> _EXERCISE DESCRIPTION_
Below is a listing; write it out exactly and drop any images from it.

Data excerpts:

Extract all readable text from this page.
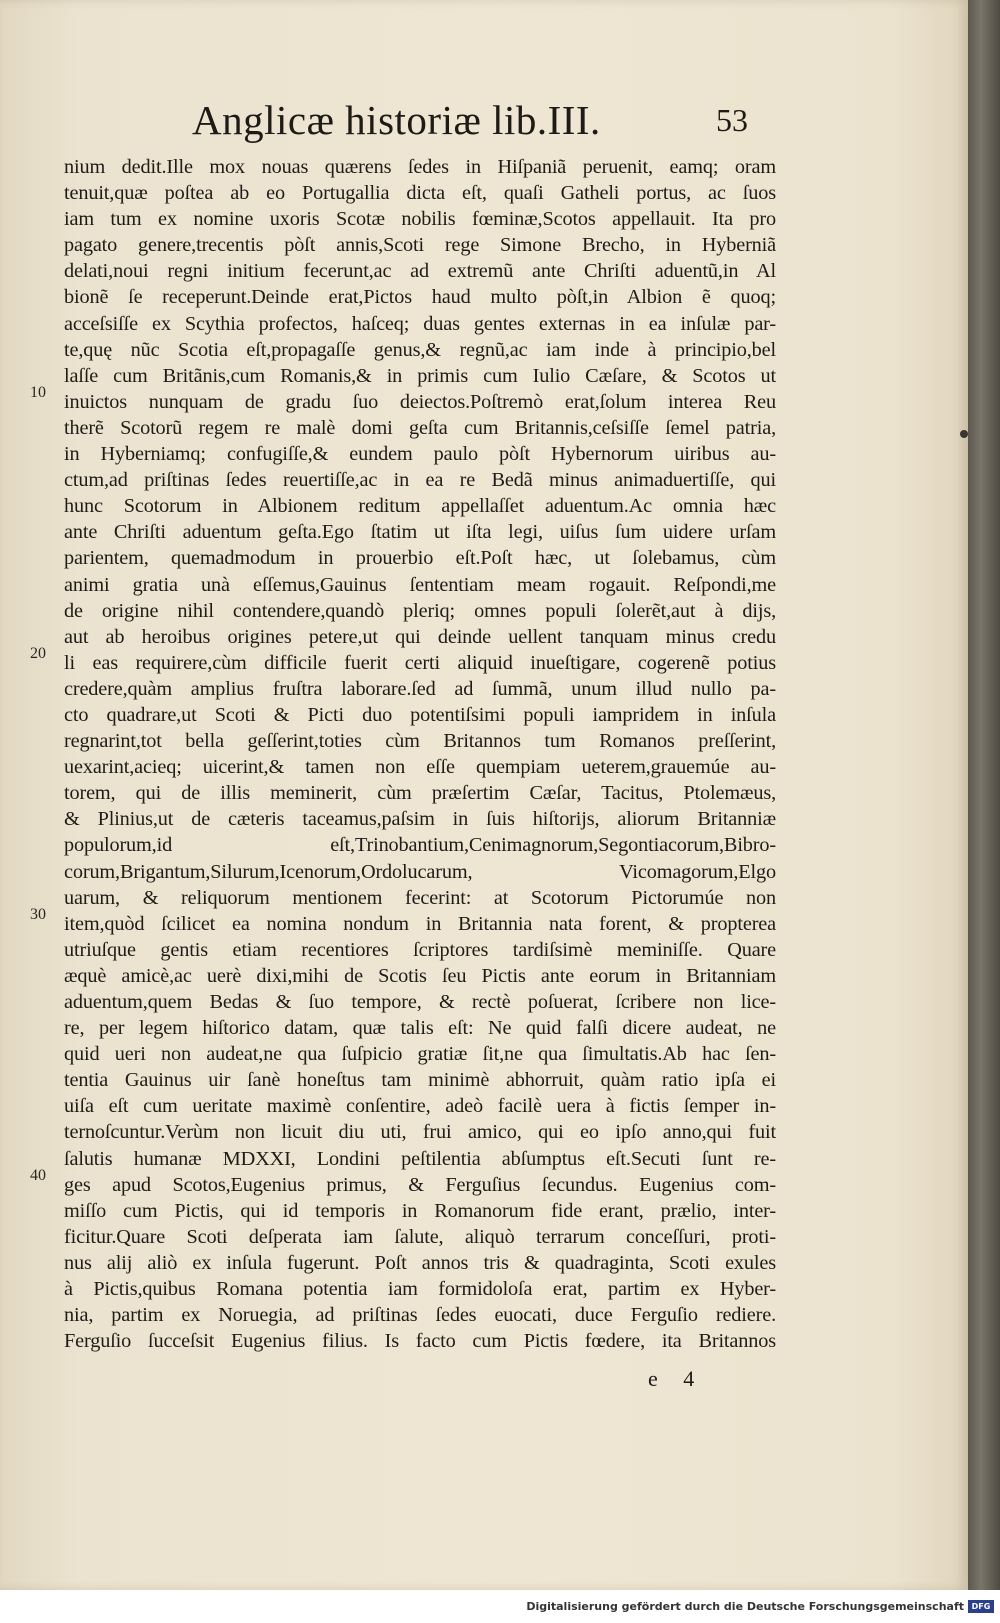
Anglicæ historiæ lib.III.	53
nium dedit.Ille mox nouas quærens ſedes in Hiſpaniã peruenit, eamq; oram
tenuit,quæ poſtea ab eo Portugallia dicta eſt, quaſi Gatheli portus, ac ſuos
iam tum ex nomine uxoris Scotæ nobilis fœminæ,Scotos appellauit. Ita pro
pagato genere,trecentis pòſt annis,Scoti rege Simone Brecho, in Hyberniã
delati,noui regni initium fecerunt,ac ad extremũ ante Chriſti aduentũ,in Al
bionẽ ſe receperunt.Deinde erat,Pictos haud multo pòſt,in Albion ẽ quoq;
acceſsiſſe ex Scythia profectos, haſceq; duas gentes externas in ea inſulæ par-
te,quę nũc Scotia eſt,propagaſſe genus,& regnũ,ac iam inde à principio,bel
laſſe cum Britãnis,cum Romanis,& in primis cum Iulio Cæſare, & Scotos ut
inuictos nunquam de gradu ſuo deiectos.Poſtremò erat,ſolum interea Reu
therẽ Scotorũ regem re malè domi geſta cum Britannis,ceſsiſſe ſemel patria,
in Hyberniamq; confugiſſe,& eundem paulo pòſt Hybernorum uiribus au-
ctum,ad priſtinas ſedes reuertiſſe,ac in ea re Bedã minus animaduertiſſe, qui
hunc Scotorum in Albionem reditum appellaſſet aduentum.Ac omnia hæc
ante Chriſti aduentum geſta.Ego ſtatim ut iſta legi, uiſus ſum uidere urſam
parientem, quemadmodum in prouerbio eſt.Poſt hæc, ut ſolebamus, cùm
animi gratia unà eſſemus,Gauinus ſententiam meam rogauit. Reſpondi,me
de origine nihil contendere,quandò pleriq; omnes populi ſolerẽt,aut à dijs,
aut ab heroibus origines petere,ut qui deinde uellent tanquam minus credu
li eas requirere,cùm difficile fuerit certi aliquid inueſtigare, cogerenẽ potius
credere,quàm amplius fruſtra laborare.ſed ad ſummã, unum illud nullo pa-
cto quadrare,ut Scoti & Picti duo potentiſsimi populi iampridem in inſula
regnarint,tot bella geſſerint,toties cùm Britannos tum Romanos preſſerint,
uexarint,acieq; uicerint,& tamen non eſſe quempiam ueterem,grauemúe au-
torem, qui de illis meminerit, cùm præſertim Cæſar, Tacitus, Ptolemæus,
& Plinius,ut de cæteris taceamus,paſsim in ſuis hiſtorijs, aliorum Britanniæ
populorum,id eſt,Trinobantium,Cenimagnorum,Segontiacorum,Bibro-
corum,Brigantum,Silurum,Icenorum,Ordolucarum, Vicomagorum,Elgo
uarum, & reliquorum mentionem fecerint: at Scotorum Pictorumúe non
item,quòd ſcilicet ea nomina nondum in Britannia nata forent, & propterea
utriuſque gentis etiam recentiores ſcriptores tardiſsimè meminiſſe. Quare
æquè amicè,ac uerè dixi,mihi de Scotis ſeu Pictis ante eorum in Britanniam
aduentum,quem Bedas & ſuo tempore, & rectè poſuerat, ſcribere non lice-
re, per legem hiſtorico datam, quæ talis eſt: Ne quid falſi dicere audeat, ne
quid ueri non audeat,ne qua ſuſpicio gratiæ ſit,ne qua ſimultatis.Ab hac ſen-
tentia Gauinus uir ſanè honeſtus tam minimè abhorruit, quàm ratio ipſa ei
uiſa eſt cum ueritate maximè conſentire, adeò facilè uera à fictis ſemper in-
ternoſcuntur.Verùm non licuit diu uti, frui amico, qui eo ipſo anno,qui fuit
ſalutis humanæ MDXXI, Londini peſtilentia abſumptus eſt.Secuti ſunt re-
ges apud Scotos,Eugenius primus, & Ferguſius ſecundus. Eugenius com-
miſſo cum Pictis, qui id temporis in Romanorum fide erant, prælio, inter-
ficitur.Quare Scoti deſperata iam ſalute, aliquò terrarum conceſſuri, proti-
nus alij aliò ex inſula fugerunt. Poſt annos tris & quadraginta, Scoti exules
à Pictis,quibus Romana potentia iam formidoloſa erat, partim ex Hyber-
nia, partim ex Noruegia, ad priſtinas ſedes euocati, duce Ferguſio rediere.
Ferguſio ſucceſsit Eugenius filius. Is facto cum Pictis fœdere, ita Britannos
10
20
30
40
e 4
Digitalisierung gefördert durch die Deutsche Forschungsgemeinschaft DFG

> _TASK ANSWER_
Extract all readable text from this page.
Anglicæ historiæ lib.III.	53
nium dedit.Ille mox nouas quærens ſedes in Hiſpaniã peruenit, eamq; oram
tenuit,quæ poſtea ab eo Portugallia dicta eſt, quaſi Gatheli portus, ac ſuos
iam tum ex nomine uxoris Scotæ nobilis fœminæ,Scotos appellauit. Ita pro
pagato genere,trecentis pòſt annis,Scoti rege Simone Brecho, in Hyberniã
delati,noui regni initium fecerunt,ac ad extremũ ante Chriſti aduentũ,in Al
bionẽ ſe receperunt.Deinde erat,Pictos haud multo pòſt,in Albion ẽ quoq;
acceſsiſſe ex Scythia profectos, haſceq; duas gentes externas in ea inſulæ par-
te,quę nũc Scotia eſt,propagaſſe genus,& regnũ,ac iam inde à principio,bel
laſſe cum Britãnis,cum Romanis,& in primis cum Iulio Cæſare, & Scotos ut
inuictos nunquam de gradu ſuo deiectos.Poſtremò erat,ſolum interea Reu
therẽ Scotorũ regem re malè domi geſta cum Britannis,ceſsiſſe ſemel patria,
in Hyberniamq; confugiſſe,& eundem paulo pòſt Hybernorum uiribus au-
ctum,ad priſtinas ſedes reuertiſſe,ac in ea re Bedã minus animaduertiſſe, qui
hunc Scotorum in Albionem reditum appellaſſet aduentum.Ac omnia hæc
ante Chriſti aduentum geſta.Ego ſtatim ut iſta legi, uiſus ſum uidere urſam
parientem, quemadmodum in prouerbio eſt.Poſt hæc, ut ſolebamus, cùm
animi gratia unà eſſemus,Gauinus ſententiam meam rogauit. Reſpondi,me
de origine nihil contendere,quandò pleriq; omnes populi ſolerẽt,aut à dijs,
aut ab heroibus origines petere,ut qui deinde uellent tanquam minus credu
li eas requirere,cùm difficile fuerit certi aliquid inueſtigare, cogerenẽ potius
credere,quàm amplius fruſtra laborare.ſed ad ſummã, unum illud nullo pa-
cto quadrare,ut Scoti & Picti duo potentiſsimi populi iampridem in inſula
regnarint,tot bella geſſerint,toties cùm Britannos tum Romanos preſſerint,
uexarint,acieq; uicerint,& tamen non eſſe quempiam ueterem,grauemúe au-
torem, qui de illis meminerit, cùm præſertim Cæſar, Tacitus, Ptolemæus,
& Plinius,ut de cæteris taceamus,paſsim in ſuis hiſtorijs, aliorum Britanniæ
populorum,id eſt,Trinobantium,Cenimagnorum,Segontiacorum,Bibro-
corum,Brigantum,Silurum,Icenorum,Ordolucarum, Vicomagorum,Elgo
uarum, & reliquorum mentionem fecerint: at Scotorum Pictorumúe non
item,quòd ſcilicet ea nomina nondum in Britannia nata forent, & propterea
utriuſque gentis etiam recentiores ſcriptores tardiſsimè meminiſſe. Quare
æquè amicè,ac uerè dixi,mihi de Scotis ſeu Pictis ante eorum in Britanniam
aduentum,quem Bedas & ſuo tempore, & rectè poſuerat, ſcribere non lice-
re, per legem hiſtorico datam, quæ talis eſt: Ne quid falſi dicere audeat, ne
quid ueri non audeat,ne qua ſuſpicio gratiæ ſit,ne qua ſimultatis.Ab hac ſen-
tentia Gauinus uir ſanè honeſtus tam minimè abhorruit, quàm ratio ipſa ei
uiſa eſt cum ueritate maximè conſentire, adeò facilè uera à fictis ſemper in-
ternoſcuntur.Verùm non licuit diu uti, frui amico, qui eo ipſo anno,qui fuit
ſalutis humanæ MDXXI, Londini peſtilentia abſumptus eſt.Secuti ſunt re-
ges apud Scotos,Eugenius primus, & Ferguſius ſecundus. Eugenius com-
miſſo cum Pictis, qui id temporis in Romanorum fide erant, prælio, inter-
ficitur.Quare Scoti deſperata iam ſalute, aliquò terrarum conceſſuri, proti-
nus alij aliò ex inſula fugerunt. Poſt annos tris & quadraginta, Scoti exules
à Pictis,quibus Romana potentia iam formidoloſa erat, partim ex Hyber-
nia, partim ex Noruegia, ad priſtinas ſedes euocati, duce Ferguſio rediere.
Ferguſio ſucceſsit Eugenius filius. Is facto cum Pictis fœdere, ita Britannos
10
20
30
40
e 4
Digitalisierung gefördert durch die Deutsche Forschungsgemeinschaft DFG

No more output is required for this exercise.